* START Supplied records *

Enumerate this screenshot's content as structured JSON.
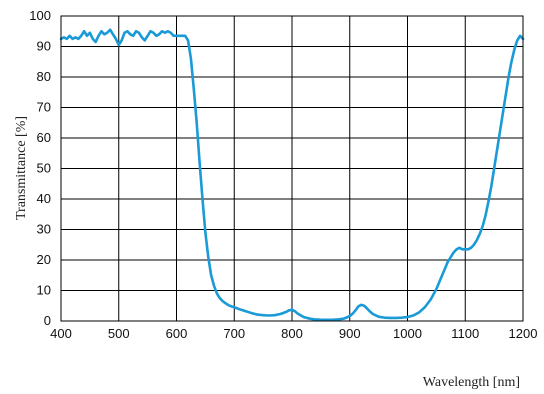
{
  "chart_data": {
    "type": "line",
    "title": "",
    "xlabel": "Wavelength [nm]",
    "ylabel": "Transmittance [%]",
    "xlim": [
      400,
      1200
    ],
    "ylim": [
      0,
      100
    ],
    "x_ticks": [
      "400",
      "500",
      "600",
      "700",
      "800",
      "900",
      "1000",
      "1100",
      "1200"
    ],
    "y_ticks": [
      "0",
      "10",
      "20",
      "30",
      "40",
      "50",
      "60",
      "70",
      "80",
      "90",
      "100"
    ],
    "grid": true,
    "legend": "none",
    "line_color": "#1a9ad6",
    "series": [
      {
        "x": [
          400,
          405,
          410,
          415,
          420,
          425,
          430,
          435,
          440,
          445,
          450,
          455,
          460,
          465,
          470,
          475,
          480,
          485,
          490,
          495,
          500,
          505,
          510,
          515,
          520,
          525,
          530,
          535,
          540,
          545,
          550,
          555,
          560,
          565,
          570,
          575,
          580,
          585,
          590,
          595,
          600,
          605,
          610,
          615,
          620,
          625,
          630,
          635,
          640,
          645,
          650,
          655,
          660,
          665,
          670,
          675,
          680,
          685,
          690,
          695,
          700,
          710,
          720,
          730,
          740,
          750,
          760,
          770,
          780,
          790,
          795,
          800,
          805,
          810,
          820,
          830,
          840,
          850,
          860,
          870,
          880,
          890,
          900,
          905,
          910,
          915,
          920,
          925,
          930,
          935,
          940,
          950,
          960,
          970,
          980,
          990,
          1000,
          1010,
          1020,
          1030,
          1040,
          1050,
          1060,
          1070,
          1080,
          1085,
          1090,
          1095,
          1100,
          1105,
          1110,
          1115,
          1120,
          1125,
          1130,
          1135,
          1140,
          1145,
          1150,
          1155,
          1160,
          1165,
          1170,
          1175,
          1180,
          1185,
          1190,
          1195,
          1200
        ],
        "y": [
          92.5,
          93,
          92.5,
          93.5,
          92.5,
          93,
          92.5,
          93.5,
          95,
          93.5,
          94.5,
          92.5,
          91.5,
          93.5,
          95,
          94,
          94.5,
          95.5,
          94,
          92.5,
          90.5,
          92,
          94.5,
          95,
          94,
          93.5,
          95,
          94.5,
          93,
          92,
          93.5,
          95,
          94.5,
          93.5,
          94,
          95,
          94.5,
          95,
          94.5,
          93.5,
          93.5,
          93.5,
          93.5,
          93.5,
          92,
          86,
          76,
          65,
          52,
          40,
          29,
          21,
          15,
          11.5,
          9,
          7.5,
          6.5,
          5.8,
          5.2,
          4.8,
          4.5,
          3.8,
          3.2,
          2.6,
          2.1,
          1.9,
          1.8,
          1.9,
          2.3,
          3,
          3.5,
          3.7,
          3.2,
          2.4,
          1.3,
          0.8,
          0.5,
          0.4,
          0.4,
          0.4,
          0.5,
          0.8,
          1.6,
          2.4,
          3.5,
          4.8,
          5.3,
          5,
          4.1,
          3.1,
          2.3,
          1.4,
          1.1,
          1,
          1,
          1.1,
          1.3,
          1.8,
          2.8,
          4.5,
          7,
          10.5,
          15,
          19.5,
          22.5,
          23.5,
          24,
          23.5,
          23.5,
          23.5,
          24,
          25,
          26.5,
          28.5,
          31,
          34.5,
          39,
          44,
          50,
          56,
          62,
          68,
          74,
          80,
          85,
          89,
          92,
          93.5,
          92.5
        ]
      }
    ]
  }
}
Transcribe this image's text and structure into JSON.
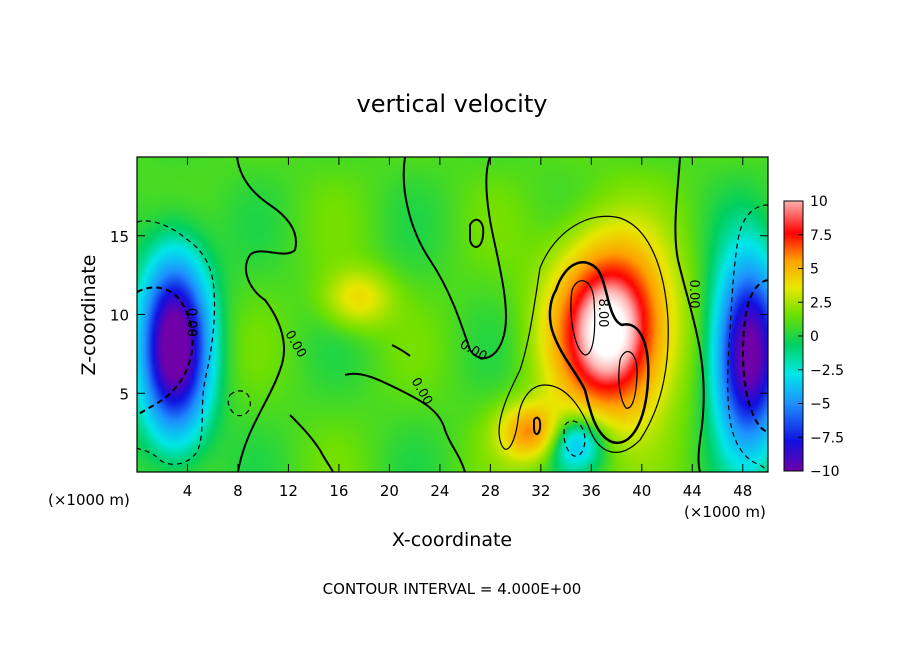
{
  "chart_data": {
    "type": "heatmap",
    "title": "vertical velocity",
    "xlabel": "X-coordinate",
    "ylabel": "Z-coordinate",
    "x_unit": "(×1000 m)",
    "x_unit_right": "(×1000 m)",
    "xlim": [
      0,
      50
    ],
    "ylim": [
      0,
      20
    ],
    "x_ticks": [
      4,
      8,
      12,
      16,
      20,
      24,
      28,
      32,
      36,
      40,
      44,
      48
    ],
    "y_ticks": [
      5,
      10,
      15
    ],
    "colorbar_ticks": [
      10,
      7.5,
      5,
      2.5,
      0,
      -2.5,
      -5,
      -7.5,
      -10
    ],
    "colorbar_tick_labels": [
      "10",
      "7.5",
      "5",
      "2.5",
      "0",
      "−2.5",
      "−5",
      "−7.5",
      "−10"
    ],
    "colorbar_range": [
      -10,
      10
    ],
    "contour_interval_label": "CONTOUR INTERVAL = 4.000E+00",
    "contour_labels": [
      {
        "text": "0.00",
        "x": 4,
        "z": 9.5,
        "rotate": 90
      },
      {
        "text": "0.00",
        "x": 12.3,
        "z": 8,
        "rotate": 60
      },
      {
        "text": "0.00",
        "x": 22.3,
        "z": 5,
        "rotate": 60
      },
      {
        "text": "0.00",
        "x": 26.5,
        "z": 7.5,
        "rotate": 30
      },
      {
        "text": "8.00",
        "x": 36.6,
        "z": 10.1,
        "rotate": 90
      },
      {
        "text": "0.00",
        "x": 43.8,
        "z": 11.3,
        "rotate": 90
      }
    ],
    "features": [
      {
        "kind": "updraft",
        "x": 37.5,
        "z": 9,
        "peak": 12
      },
      {
        "kind": "updraft",
        "x": 31.5,
        "z": 2.5,
        "peak": 6
      },
      {
        "kind": "updraft",
        "x": 17.5,
        "z": 11,
        "peak": 3
      },
      {
        "kind": "downdraft",
        "x": 3,
        "z": 8,
        "peak": -11
      },
      {
        "kind": "downdraft",
        "x": 48.5,
        "z": 7.5,
        "peak": -11
      },
      {
        "kind": "downdraft",
        "x": 34.5,
        "z": 2,
        "peak": -5
      }
    ]
  },
  "colors": {
    "colormap": [
      "#7000a8",
      "#1010e0",
      "#1e90ff",
      "#00e8e8",
      "#00d060",
      "#70e000",
      "#e8e800",
      "#ffa000",
      "#ff0000",
      "#ffffff"
    ]
  }
}
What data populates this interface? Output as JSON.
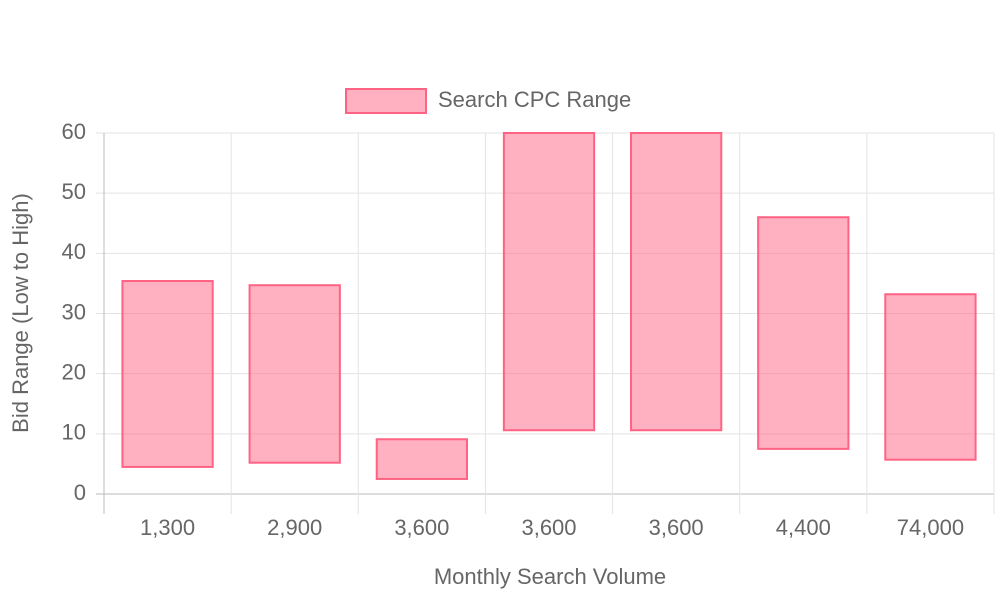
{
  "chart_data": {
    "type": "floating-bar",
    "x_label": "Monthly Search Volume",
    "y_label": "Bid Range (Low to High)",
    "categories": [
      "1,300",
      "2,900",
      "3,600",
      "3,600",
      "3,600",
      "4,400",
      "74,000"
    ],
    "series": [
      {
        "name": "Search CPC Range",
        "color": "#ff6384",
        "values": [
          [
            4.5,
            35.4
          ],
          [
            5.2,
            34.7
          ],
          [
            2.5,
            9.1
          ],
          [
            10.6,
            60
          ],
          [
            10.6,
            60
          ],
          [
            7.5,
            46
          ],
          [
            5.7,
            33.2
          ]
        ]
      }
    ],
    "ylim": [
      0,
      60
    ],
    "yticks": [
      0,
      10,
      20,
      30,
      40,
      50,
      60
    ],
    "grid": true,
    "legend": "top"
  }
}
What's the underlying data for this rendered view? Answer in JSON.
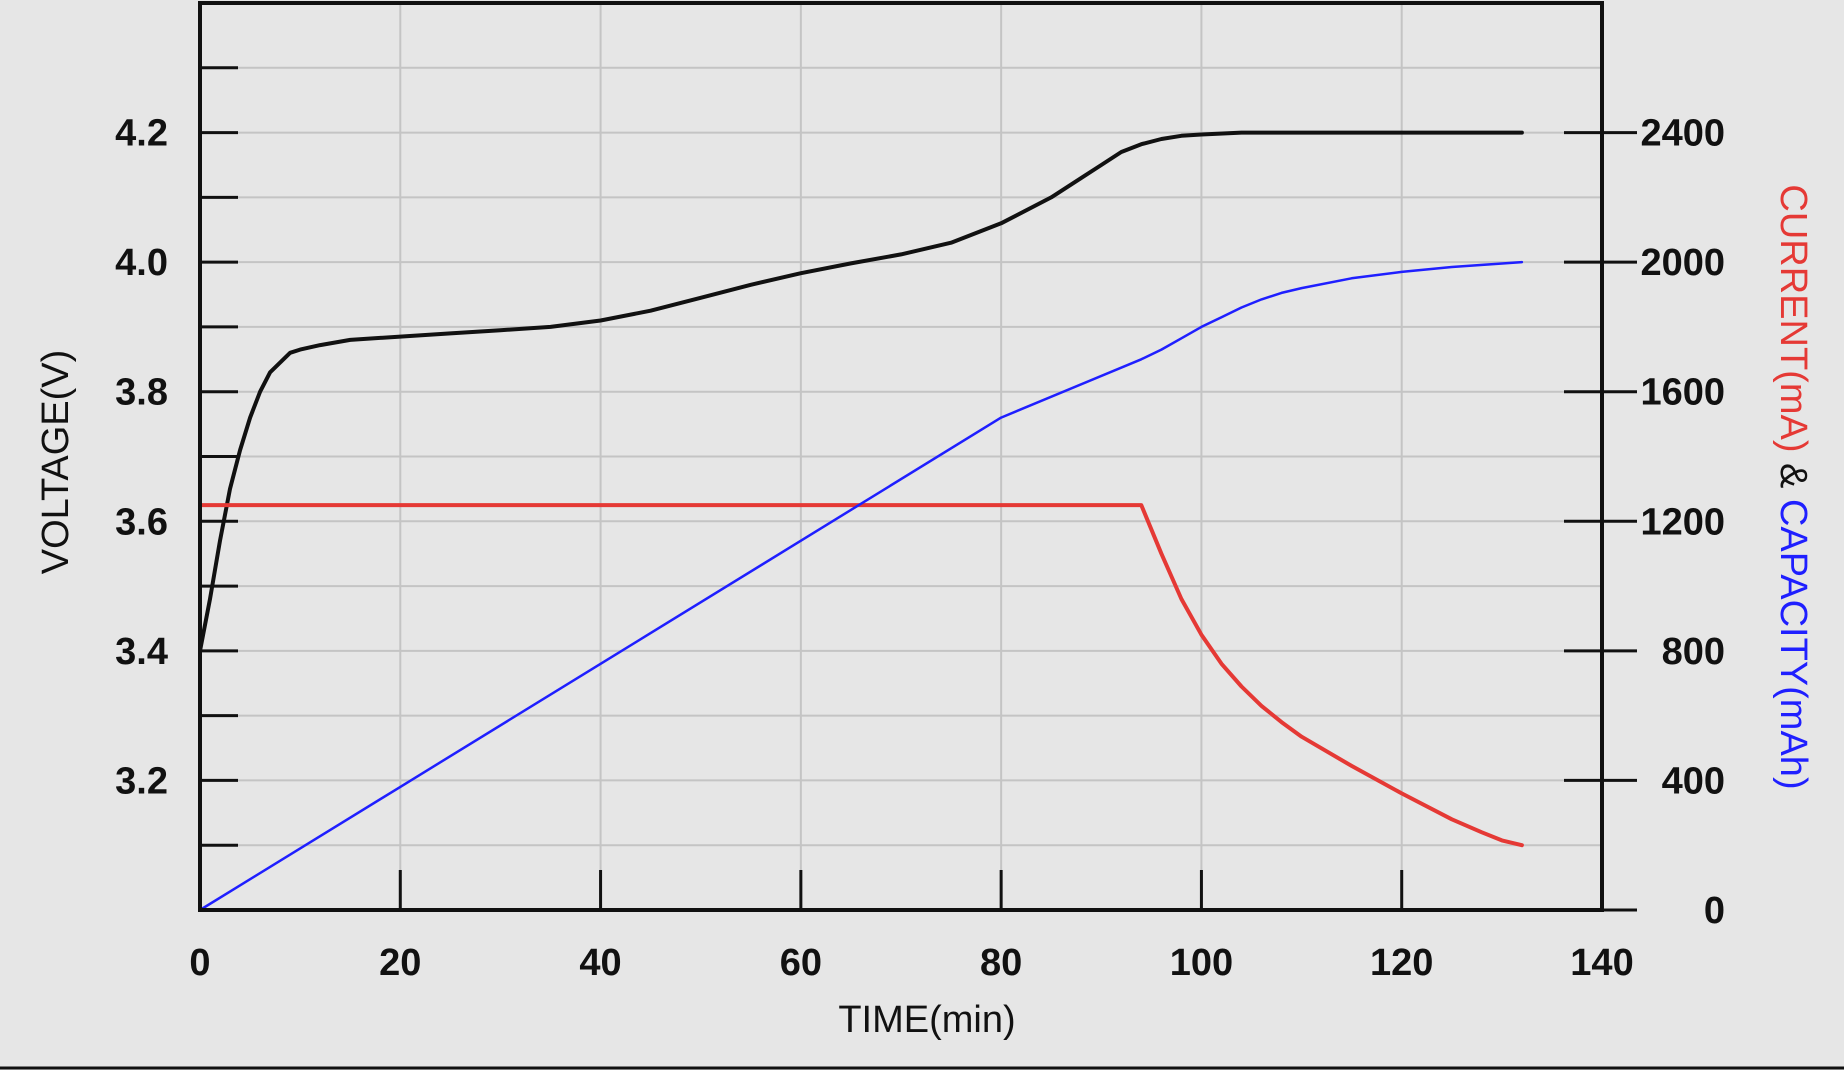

* END Supplied records *

◆ What the exercise asks ◆
Copy each line of the records precisely and drop any images they hold.

◆ Final result ◆
Enumerate this screenshot's content as structured JSON.
{
  "chart_data": {
    "type": "line",
    "title": "",
    "xlabel": "Wavelength [nm]",
    "ylabel": "Transmittance [%]",
    "xlim": [
      400,
      1200
    ],
    "ylim": [
      0,
      100
    ],
    "x_ticks": [
      "400",
      "500",
      "600",
      "700",
      "800",
      "900",
      "1000",
      "1100",
      "1200"
    ],
    "y_ticks": [
      "0",
      "10",
      "20",
      "30",
      "40",
      "50",
      "60",
      "70",
      "80",
      "90",
      "100"
    ],
    "grid": true,
    "legend": "none",
    "line_color": "#1a9ad6",
    "series": [
      {
        "x": [
          400,
          405,
          410,
          415,
          420,
          425,
          430,
          435,
          440,
          445,
          450,
          455,
          460,
          465,
          470,
          475,
          480,
          485,
          490,
          495,
          500,
          505,
          510,
          515,
          520,
          525,
          530,
          535,
          540,
          545,
          550,
          555,
          560,
          565,
          570,
          575,
          580,
          585,
          590,
          595,
          600,
          605,
          610,
          615,
          620,
          625,
          630,
          635,
          640,
          645,
          650,
          655,
          660,
          665,
          670,
          675,
          680,
          685,
          690,
          695,
          700,
          710,
          720,
          730,
          740,
          750,
          760,
          770,
          780,
          790,
          795,
          800,
          805,
          810,
          820,
          830,
          840,
          850,
          860,
          870,
          880,
          890,
          900,
          905,
          910,
          915,
          920,
          925,
          930,
          935,
          940,
          950,
          960,
          970,
          980,
          990,
          1000,
          1010,
          1020,
          1030,
          1040,
          1050,
          1060,
          1070,
          1080,
          1085,
          1090,
          1095,
          1100,
          1105,
          1110,
          1115,
          1120,
          1125,
          1130,
          1135,
          1140,
          1145,
          1150,
          1155,
          1160,
          1165,
          1170,
          1175,
          1180,
          1185,
          1190,
          1195,
          1200
        ],
        "y": [
          92.5,
          93,
          92.5,
          93.5,
          92.5,
          93,
          92.5,
          93.5,
          95,
          93.5,
          94.5,
          92.5,
          91.5,
          93.5,
          95,
          94,
          94.5,
          95.5,
          94,
          92.5,
          90.5,
          92,
          94.5,
          95,
          94,
          93.5,
          95,
          94.5,
          93,
          92,
          93.5,
          95,
          94.5,
          93.5,
          94,
          95,
          94.5,
          95,
          94.5,
          93.5,
          93.5,
          93.5,
          93.5,
          93.5,
          92,
          86,
          76,
          65,
          52,
          40,
          29,
          21,
          15,
          11.5,
          9,
          7.5,
          6.5,
          5.8,
          5.2,
          4.8,
          4.5,
          3.8,
          3.2,
          2.6,
          2.1,
          1.9,
          1.8,
          1.9,
          2.3,
          3,
          3.5,
          3.7,
          3.2,
          2.4,
          1.3,
          0.8,
          0.5,
          0.4,
          0.4,
          0.4,
          0.5,
          0.8,
          1.6,
          2.4,
          3.5,
          4.8,
          5.3,
          5,
          4.1,
          3.1,
          2.3,
          1.4,
          1.1,
          1,
          1,
          1.1,
          1.3,
          1.8,
          2.8,
          4.5,
          7,
          10.5,
          15,
          19.5,
          22.5,
          23.5,
          24,
          23.5,
          23.5,
          23.5,
          24,
          25,
          26.5,
          28.5,
          31,
          34.5,
          39,
          44,
          50,
          56,
          62,
          68,
          74,
          80,
          85,
          89,
          92,
          93.5,
          92.5
        ]
      }
    ]
  }
}
Transcribe this image's text and structure into JSON.
{
  "chart_data": {
    "type": "heatmap",
    "title": "vertical velocity",
    "xlabel": "X-coordinate",
    "ylabel": "Z-coordinate",
    "x_unit": "(×1000 m)",
    "x_unit_right": "(×1000 m)",
    "xlim": [
      0,
      50
    ],
    "ylim": [
      0,
      20
    ],
    "x_ticks": [
      4,
      8,
      12,
      16,
      20,
      24,
      28,
      32,
      36,
      40,
      44,
      48
    ],
    "y_ticks": [
      5,
      10,
      15
    ],
    "colorbar_ticks": [
      10,
      7.5,
      5,
      2.5,
      0,
      -2.5,
      -5,
      -7.5,
      -10
    ],
    "colorbar_tick_labels": [
      "10",
      "7.5",
      "5",
      "2.5",
      "0",
      "−2.5",
      "−5",
      "−7.5",
      "−10"
    ],
    "colorbar_range": [
      -10,
      10
    ],
    "contour_interval_label": "CONTOUR INTERVAL = 4.000E+00",
    "contour_labels": [
      {
        "text": "0.00",
        "x": 4,
        "z": 9.5,
        "rotate": 90
      },
      {
        "text": "0.00",
        "x": 12.3,
        "z": 8,
        "rotate": 60
      },
      {
        "text": "0.00",
        "x": 22.3,
        "z": 5,
        "rotate": 60
      },
      {
        "text": "0.00",
        "x": 26.5,
        "z": 7.5,
        "rotate": 30
      },
      {
        "text": "8.00",
        "x": 36.6,
        "z": 10.1,
        "rotate": 90
      },
      {
        "text": "0.00",
        "x": 43.8,
        "z": 11.3,
        "rotate": 90
      }
    ],
    "features": [
      {
        "kind": "updraft",
        "x": 37.5,
        "z": 9,
        "peak": 12
      },
      {
        "kind": "updraft",
        "x": 31.5,
        "z": 2.5,
        "peak": 6
      },
      {
        "kind": "updraft",
        "x": 17.5,
        "z": 11,
        "peak": 3
      },
      {
        "kind": "downdraft",
        "x": 3,
        "z": 8,
        "peak": -11
      },
      {
        "kind": "downdraft",
        "x": 48.5,
        "z": 7.5,
        "peak": -11
      },
      {
        "kind": "downdraft",
        "x": 34.5,
        "z": 2,
        "peak": -5
      }
    ]
  },
  "colors": {
    "colormap": [
      "#7000a8",
      "#1010e0",
      "#1e90ff",
      "#00e8e8",
      "#00d060",
      "#70e000",
      "#e8e800",
      "#ffa000",
      "#ff0000",
      "#ffffff"
    ]
  }
}
What data populates this interface? Output as JSON.
{
  "chart_data": {
    "type": "floating-bar",
    "x_label": "Monthly Search Volume",
    "y_label": "Bid Range (Low to High)",
    "categories": [
      "1,300",
      "2,900",
      "3,600",
      "3,600",
      "3,600",
      "4,400",
      "74,000"
    ],
    "series": [
      {
        "name": "Search CPC Range",
        "color": "#ff6384",
        "values": [
          [
            4.5,
            35.4
          ],
          [
            5.2,
            34.7
          ],
          [
            2.5,
            9.1
          ],
          [
            10.6,
            60
          ],
          [
            10.6,
            60
          ],
          [
            7.5,
            46
          ],
          [
            5.7,
            33.2
          ]
        ]
      }
    ],
    "ylim": [
      0,
      60
    ],
    "yticks": [
      0,
      10,
      20,
      30,
      40,
      50,
      60
    ],
    "grid": true,
    "legend": "top"
  }
}
What's the underlying data for this rendered view? Answer in JSON.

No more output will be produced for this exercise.